## BEGIN Information provided

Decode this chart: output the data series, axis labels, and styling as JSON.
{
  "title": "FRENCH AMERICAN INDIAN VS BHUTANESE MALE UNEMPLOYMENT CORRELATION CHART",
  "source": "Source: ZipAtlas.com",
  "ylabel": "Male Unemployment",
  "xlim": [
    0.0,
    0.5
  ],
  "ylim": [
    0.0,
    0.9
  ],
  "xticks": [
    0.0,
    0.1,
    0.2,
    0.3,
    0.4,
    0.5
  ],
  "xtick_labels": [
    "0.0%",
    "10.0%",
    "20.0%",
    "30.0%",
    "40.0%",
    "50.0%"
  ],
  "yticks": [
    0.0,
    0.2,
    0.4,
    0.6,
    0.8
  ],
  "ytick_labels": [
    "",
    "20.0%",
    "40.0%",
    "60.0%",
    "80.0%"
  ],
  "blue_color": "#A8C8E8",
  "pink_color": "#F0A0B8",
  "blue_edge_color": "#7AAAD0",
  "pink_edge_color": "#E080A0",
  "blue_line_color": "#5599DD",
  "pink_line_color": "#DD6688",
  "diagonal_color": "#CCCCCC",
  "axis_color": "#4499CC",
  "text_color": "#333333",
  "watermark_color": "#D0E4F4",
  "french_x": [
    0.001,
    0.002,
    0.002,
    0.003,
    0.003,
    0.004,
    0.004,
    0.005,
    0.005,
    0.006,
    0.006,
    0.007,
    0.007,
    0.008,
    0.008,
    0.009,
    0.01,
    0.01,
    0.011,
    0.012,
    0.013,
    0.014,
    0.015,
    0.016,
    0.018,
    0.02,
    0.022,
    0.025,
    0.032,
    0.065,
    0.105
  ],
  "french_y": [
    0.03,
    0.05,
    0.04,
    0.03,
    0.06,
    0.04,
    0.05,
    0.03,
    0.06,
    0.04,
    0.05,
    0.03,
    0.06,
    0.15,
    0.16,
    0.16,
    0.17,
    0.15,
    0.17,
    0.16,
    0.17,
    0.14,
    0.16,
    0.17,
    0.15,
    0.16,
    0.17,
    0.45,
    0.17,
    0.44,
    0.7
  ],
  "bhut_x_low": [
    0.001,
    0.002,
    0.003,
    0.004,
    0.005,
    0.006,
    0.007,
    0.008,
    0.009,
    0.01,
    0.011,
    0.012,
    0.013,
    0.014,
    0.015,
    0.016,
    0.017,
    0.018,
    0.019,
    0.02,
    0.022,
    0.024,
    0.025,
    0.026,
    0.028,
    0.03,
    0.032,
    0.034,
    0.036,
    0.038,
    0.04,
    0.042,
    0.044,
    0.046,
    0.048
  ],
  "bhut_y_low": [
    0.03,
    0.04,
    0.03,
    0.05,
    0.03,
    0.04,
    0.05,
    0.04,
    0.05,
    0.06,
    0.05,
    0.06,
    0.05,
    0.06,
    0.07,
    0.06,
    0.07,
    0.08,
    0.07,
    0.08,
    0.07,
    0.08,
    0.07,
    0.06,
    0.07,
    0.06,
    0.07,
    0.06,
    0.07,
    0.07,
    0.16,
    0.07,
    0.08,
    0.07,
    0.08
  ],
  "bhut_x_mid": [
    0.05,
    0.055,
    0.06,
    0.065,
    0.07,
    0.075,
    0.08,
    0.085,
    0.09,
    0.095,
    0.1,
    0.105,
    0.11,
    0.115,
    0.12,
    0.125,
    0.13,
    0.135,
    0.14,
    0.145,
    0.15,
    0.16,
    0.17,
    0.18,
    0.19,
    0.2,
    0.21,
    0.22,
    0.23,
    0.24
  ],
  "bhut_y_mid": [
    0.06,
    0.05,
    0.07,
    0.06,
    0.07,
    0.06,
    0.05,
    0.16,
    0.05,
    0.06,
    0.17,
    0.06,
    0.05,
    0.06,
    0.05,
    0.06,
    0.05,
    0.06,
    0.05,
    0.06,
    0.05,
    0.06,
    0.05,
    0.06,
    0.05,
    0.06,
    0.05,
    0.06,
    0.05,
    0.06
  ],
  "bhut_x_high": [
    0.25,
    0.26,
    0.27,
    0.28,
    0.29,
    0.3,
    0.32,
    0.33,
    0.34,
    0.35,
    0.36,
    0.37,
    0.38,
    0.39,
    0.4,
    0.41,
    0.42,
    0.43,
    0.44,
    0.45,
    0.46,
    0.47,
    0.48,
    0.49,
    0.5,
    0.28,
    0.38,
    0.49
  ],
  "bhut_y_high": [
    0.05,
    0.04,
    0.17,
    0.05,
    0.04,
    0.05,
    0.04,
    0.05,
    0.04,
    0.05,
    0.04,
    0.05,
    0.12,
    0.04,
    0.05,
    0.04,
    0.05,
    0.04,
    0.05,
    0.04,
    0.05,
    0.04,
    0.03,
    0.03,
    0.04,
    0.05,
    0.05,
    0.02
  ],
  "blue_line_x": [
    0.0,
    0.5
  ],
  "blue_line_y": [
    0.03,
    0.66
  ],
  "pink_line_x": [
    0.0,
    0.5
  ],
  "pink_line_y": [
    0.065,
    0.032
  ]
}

## END Information provided

§ Written instruction:
Each line must be given again exactly as written above.

§ Written answer:
Decode this chart: output the data series, axis labels, and styling as JSON.
{
  "title": "FRENCH AMERICAN INDIAN VS BHUTANESE MALE UNEMPLOYMENT CORRELATION CHART",
  "source": "Source: ZipAtlas.com",
  "ylabel": "Male Unemployment",
  "xlim": [
    0.0,
    0.5
  ],
  "ylim": [
    0.0,
    0.9
  ],
  "xticks": [
    0.0,
    0.1,
    0.2,
    0.3,
    0.4,
    0.5
  ],
  "xtick_labels": [
    "0.0%",
    "10.0%",
    "20.0%",
    "30.0%",
    "40.0%",
    "50.0%"
  ],
  "yticks": [
    0.0,
    0.2,
    0.4,
    0.6,
    0.8
  ],
  "ytick_labels": [
    "",
    "20.0%",
    "40.0%",
    "60.0%",
    "80.0%"
  ],
  "blue_color": "#A8C8E8",
  "pink_color": "#F0A0B8",
  "blue_edge_color": "#7AAAD0",
  "pink_edge_color": "#E080A0",
  "blue_line_color": "#5599DD",
  "pink_line_color": "#DD6688",
  "diagonal_color": "#CCCCCC",
  "axis_color": "#4499CC",
  "text_color": "#333333",
  "watermark_color": "#D0E4F4",
  "french_x": [
    0.001,
    0.002,
    0.002,
    0.003,
    0.003,
    0.004,
    0.004,
    0.005,
    0.005,
    0.006,
    0.006,
    0.007,
    0.007,
    0.008,
    0.008,
    0.009,
    0.01,
    0.01,
    0.011,
    0.012,
    0.013,
    0.014,
    0.015,
    0.016,
    0.018,
    0.02,
    0.022,
    0.025,
    0.032,
    0.065,
    0.105
  ],
  "french_y": [
    0.03,
    0.05,
    0.04,
    0.03,
    0.06,
    0.04,
    0.05,
    0.03,
    0.06,
    0.04,
    0.05,
    0.03,
    0.06,
    0.15,
    0.16,
    0.16,
    0.17,
    0.15,
    0.17,
    0.16,
    0.17,
    0.14,
    0.16,
    0.17,
    0.15,
    0.16,
    0.17,
    0.45,
    0.17,
    0.44,
    0.7
  ],
  "bhut_x_low": [
    0.001,
    0.002,
    0.003,
    0.004,
    0.005,
    0.006,
    0.007,
    0.008,
    0.009,
    0.01,
    0.011,
    0.012,
    0.013,
    0.014,
    0.015,
    0.016,
    0.017,
    0.018,
    0.019,
    0.02,
    0.022,
    0.024,
    0.025,
    0.026,
    0.028,
    0.03,
    0.032,
    0.034,
    0.036,
    0.038,
    0.04,
    0.042,
    0.044,
    0.046,
    0.048
  ],
  "bhut_y_low": [
    0.03,
    0.04,
    0.03,
    0.05,
    0.03,
    0.04,
    0.05,
    0.04,
    0.05,
    0.06,
    0.05,
    0.06,
    0.05,
    0.06,
    0.07,
    0.06,
    0.07,
    0.08,
    0.07,
    0.08,
    0.07,
    0.08,
    0.07,
    0.06,
    0.07,
    0.06,
    0.07,
    0.06,
    0.07,
    0.07,
    0.16,
    0.07,
    0.08,
    0.07,
    0.08
  ],
  "bhut_x_mid": [
    0.05,
    0.055,
    0.06,
    0.065,
    0.07,
    0.075,
    0.08,
    0.085,
    0.09,
    0.095,
    0.1,
    0.105,
    0.11,
    0.115,
    0.12,
    0.125,
    0.13,
    0.135,
    0.14,
    0.145,
    0.15,
    0.16,
    0.17,
    0.18,
    0.19,
    0.2,
    0.21,
    0.22,
    0.23,
    0.24
  ],
  "bhut_y_mid": [
    0.06,
    0.05,
    0.07,
    0.06,
    0.07,
    0.06,
    0.05,
    0.16,
    0.05,
    0.06,
    0.17,
    0.06,
    0.05,
    0.06,
    0.05,
    0.06,
    0.05,
    0.06,
    0.05,
    0.06,
    0.05,
    0.06,
    0.05,
    0.06,
    0.05,
    0.06,
    0.05,
    0.06,
    0.05,
    0.06
  ],
  "bhut_x_high": [
    0.25,
    0.26,
    0.27,
    0.28,
    0.29,
    0.3,
    0.32,
    0.33,
    0.34,
    0.35,
    0.36,
    0.37,
    0.38,
    0.39,
    0.4,
    0.41,
    0.42,
    0.43,
    0.44,
    0.45,
    0.46,
    0.47,
    0.48,
    0.49,
    0.5,
    0.28,
    0.38,
    0.49
  ],
  "bhut_y_high": [
    0.05,
    0.04,
    0.17,
    0.05,
    0.04,
    0.05,
    0.04,
    0.05,
    0.04,
    0.05,
    0.04,
    0.05,
    0.12,
    0.04,
    0.05,
    0.04,
    0.05,
    0.04,
    0.05,
    0.04,
    0.05,
    0.04,
    0.03,
    0.03,
    0.04,
    0.05,
    0.05,
    0.02
  ],
  "blue_line_x": [
    0.0,
    0.5
  ],
  "blue_line_y": [
    0.03,
    0.66
  ],
  "pink_line_x": [
    0.0,
    0.5
  ],
  "pink_line_y": [
    0.065,
    0.032
  ]
}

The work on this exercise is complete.